● DIRECTIONS:
Would you transcribe the whole listing exactly, minus its pictures?

● INPUT MATERIAL:
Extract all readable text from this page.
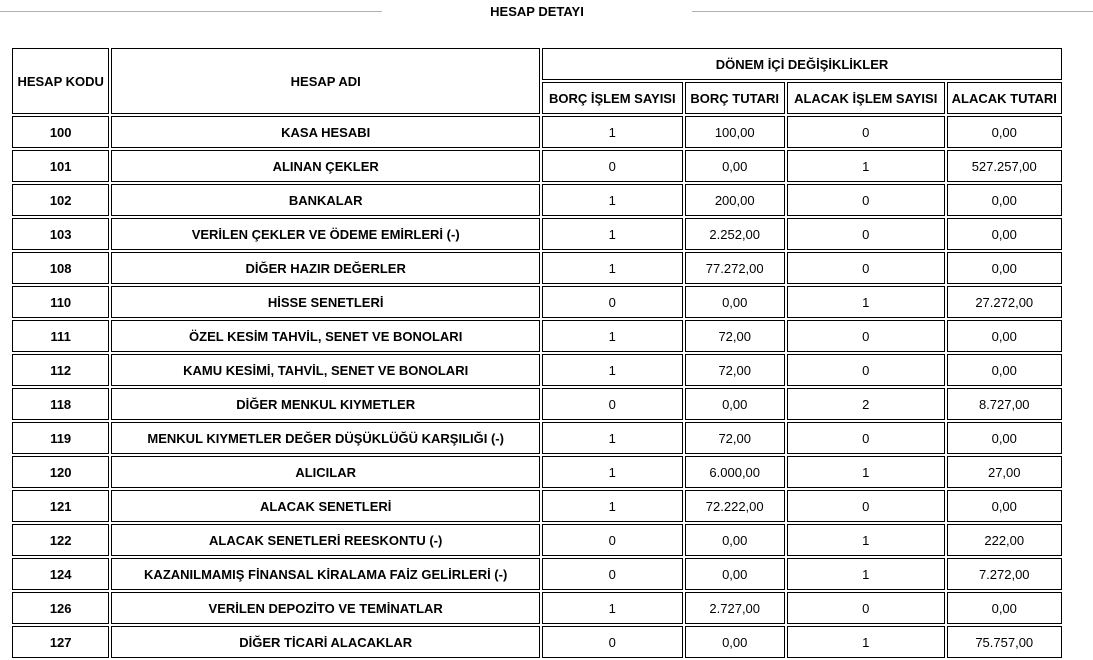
HESAP DETAYI
HESAP KODU	HESAP ADI	DÖNEM İÇİ DEĞİŞİKLİKLER			
		BORÇ İŞLEM SAYISI	BORÇ TUTARI	ALACAK İŞLEM SAYISI	ALACAK TUTARI
100	KASA HESABI	1	100,00	0	0,00
101	ALINAN ÇEKLER	0	0,00	1	527.257,00
102	BANKALAR	1	200,00	0	0,00
103	VERİLEN ÇEKLER VE ÖDEME EMİRLERİ (-)	1	2.252,00	0	0,00
108	DİĞER HAZIR DEĞERLER	1	77.272,00	0	0,00
110	HİSSE SENETLERİ	0	0,00	1	27.272,00
111	ÖZEL KESİM TAHVİL, SENET VE BONOLARI	1	72,00	0	0,00
112	KAMU KESİMİ, TAHVİL, SENET VE BONOLARI	1	72,00	0	0,00
118	DİĞER MENKUL KIYMETLER	0	0,00	2	8.727,00
119	MENKUL KIYMETLER DEĞER DÜŞÜKLÜĞÜ KARŞILIĞI (-)	1	72,00	0	0,00
120	ALICILAR	1	6.000,00	1	27,00
121	ALACAK SENETLERİ	1	72.222,00	0	0,00
122	ALACAK SENETLERİ REESKONTU (-)	0	0,00	1	222,00
124	KAZANILMAMIŞ FİNANSAL KİRALAMA FAİZ GELİRLERİ (-)	0	0,00	1	7.272,00
126	VERİLEN DEPOZİTO VE TEMİNATLAR	1	2.727,00	0	0,00
127	DİĞER TİCARİ ALACAKLAR	0	0,00	1	75.757,00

● IN RESPONSE:
Extract all readable text from this page.
HESAP DETAYI
HESAP KODU	HESAP ADI	DÖNEM İÇİ DEĞİŞİKLİKLER			
		BORÇ İŞLEM SAYISI	BORÇ TUTARI	ALACAK İŞLEM SAYISI	ALACAK TUTARI
100	KASA HESABI	1	100,00	0	0,00
101	ALINAN ÇEKLER	0	0,00	1	527.257,00
102	BANKALAR	1	200,00	0	0,00
103	VERİLEN ÇEKLER VE ÖDEME EMİRLERİ (-)	1	2.252,00	0	0,00
108	DİĞER HAZIR DEĞERLER	1	77.272,00	0	0,00
110	HİSSE SENETLERİ	0	0,00	1	27.272,00
111	ÖZEL KESİM TAHVİL, SENET VE BONOLARI	1	72,00	0	0,00
112	KAMU KESİMİ, TAHVİL, SENET VE BONOLARI	1	72,00	0	0,00
118	DİĞER MENKUL KIYMETLER	0	0,00	2	8.727,00
119	MENKUL KIYMETLER DEĞER DÜŞÜKLÜĞÜ KARŞILIĞI (-)	1	72,00	0	0,00
120	ALICILAR	1	6.000,00	1	27,00
121	ALACAK SENETLERİ	1	72.222,00	0	0,00
122	ALACAK SENETLERİ REESKONTU (-)	0	0,00	1	222,00
124	KAZANILMAMIŞ FİNANSAL KİRALAMA FAİZ GELİRLERİ (-)	0	0,00	1	7.272,00
126	VERİLEN DEPOZİTO VE TEMİNATLAR	1	2.727,00	0	0,00
127	DİĞER TİCARİ ALACAKLAR	0	0,00	1	75.757,00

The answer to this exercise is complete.